● **Listed entries**:
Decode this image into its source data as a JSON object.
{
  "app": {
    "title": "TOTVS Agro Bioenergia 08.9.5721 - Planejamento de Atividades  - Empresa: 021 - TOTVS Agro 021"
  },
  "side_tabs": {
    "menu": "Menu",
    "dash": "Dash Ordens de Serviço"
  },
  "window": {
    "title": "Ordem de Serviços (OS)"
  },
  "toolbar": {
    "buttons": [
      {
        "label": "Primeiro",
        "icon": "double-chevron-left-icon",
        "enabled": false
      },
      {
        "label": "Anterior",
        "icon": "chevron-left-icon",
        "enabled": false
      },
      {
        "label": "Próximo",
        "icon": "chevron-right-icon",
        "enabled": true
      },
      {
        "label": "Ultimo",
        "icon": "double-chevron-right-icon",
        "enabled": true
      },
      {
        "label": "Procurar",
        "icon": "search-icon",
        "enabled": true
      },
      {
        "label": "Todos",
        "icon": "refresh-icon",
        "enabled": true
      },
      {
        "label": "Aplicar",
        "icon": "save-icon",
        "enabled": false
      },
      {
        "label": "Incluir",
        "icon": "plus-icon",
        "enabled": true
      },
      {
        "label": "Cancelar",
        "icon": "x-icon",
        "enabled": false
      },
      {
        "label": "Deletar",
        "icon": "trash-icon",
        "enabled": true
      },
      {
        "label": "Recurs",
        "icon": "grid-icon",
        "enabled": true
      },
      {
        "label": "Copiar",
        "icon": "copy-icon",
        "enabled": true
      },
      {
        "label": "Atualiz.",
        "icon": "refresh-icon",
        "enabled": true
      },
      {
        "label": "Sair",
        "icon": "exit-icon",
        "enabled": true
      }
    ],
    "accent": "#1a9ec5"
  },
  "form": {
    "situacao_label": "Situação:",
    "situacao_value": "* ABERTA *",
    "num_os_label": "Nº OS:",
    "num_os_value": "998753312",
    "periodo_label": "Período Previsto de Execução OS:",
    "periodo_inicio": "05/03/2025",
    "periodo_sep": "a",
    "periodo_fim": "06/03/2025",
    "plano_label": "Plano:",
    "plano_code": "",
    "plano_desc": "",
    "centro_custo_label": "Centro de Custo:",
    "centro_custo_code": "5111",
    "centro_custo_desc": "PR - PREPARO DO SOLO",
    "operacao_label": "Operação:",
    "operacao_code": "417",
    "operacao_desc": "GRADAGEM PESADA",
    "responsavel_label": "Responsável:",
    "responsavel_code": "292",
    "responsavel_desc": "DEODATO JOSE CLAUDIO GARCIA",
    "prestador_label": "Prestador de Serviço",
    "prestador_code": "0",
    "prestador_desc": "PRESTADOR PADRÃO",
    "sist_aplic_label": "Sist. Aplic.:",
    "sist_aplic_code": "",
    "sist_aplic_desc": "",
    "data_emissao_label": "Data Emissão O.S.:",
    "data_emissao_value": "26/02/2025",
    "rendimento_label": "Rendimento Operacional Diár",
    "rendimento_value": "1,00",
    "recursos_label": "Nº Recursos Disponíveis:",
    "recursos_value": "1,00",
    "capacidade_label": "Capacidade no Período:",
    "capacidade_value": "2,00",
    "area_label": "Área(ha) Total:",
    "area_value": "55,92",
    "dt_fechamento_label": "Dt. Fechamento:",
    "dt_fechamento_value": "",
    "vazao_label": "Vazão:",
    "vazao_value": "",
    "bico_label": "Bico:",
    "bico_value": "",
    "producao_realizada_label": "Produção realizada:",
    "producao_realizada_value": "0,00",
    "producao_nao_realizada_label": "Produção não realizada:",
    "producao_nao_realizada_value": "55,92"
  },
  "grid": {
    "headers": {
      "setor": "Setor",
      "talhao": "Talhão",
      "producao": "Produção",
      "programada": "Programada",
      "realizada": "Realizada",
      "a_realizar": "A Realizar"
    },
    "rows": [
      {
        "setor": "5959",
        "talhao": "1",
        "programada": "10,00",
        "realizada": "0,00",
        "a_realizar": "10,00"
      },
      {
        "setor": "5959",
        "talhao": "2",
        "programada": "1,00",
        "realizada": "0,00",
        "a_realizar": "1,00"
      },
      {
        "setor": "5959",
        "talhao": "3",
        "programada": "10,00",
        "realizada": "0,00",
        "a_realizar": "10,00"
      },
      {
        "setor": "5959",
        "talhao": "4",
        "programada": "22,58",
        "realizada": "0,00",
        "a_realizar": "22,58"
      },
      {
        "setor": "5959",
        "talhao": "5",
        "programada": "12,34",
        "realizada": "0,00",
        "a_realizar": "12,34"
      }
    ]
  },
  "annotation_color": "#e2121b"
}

● **Exercise directions**:
Look through the material and copy each line that has "double".

● **Output for this exercise**:
        "icon": "double-chevron-left-icon",
        "icon": "double-chevron-right-icon",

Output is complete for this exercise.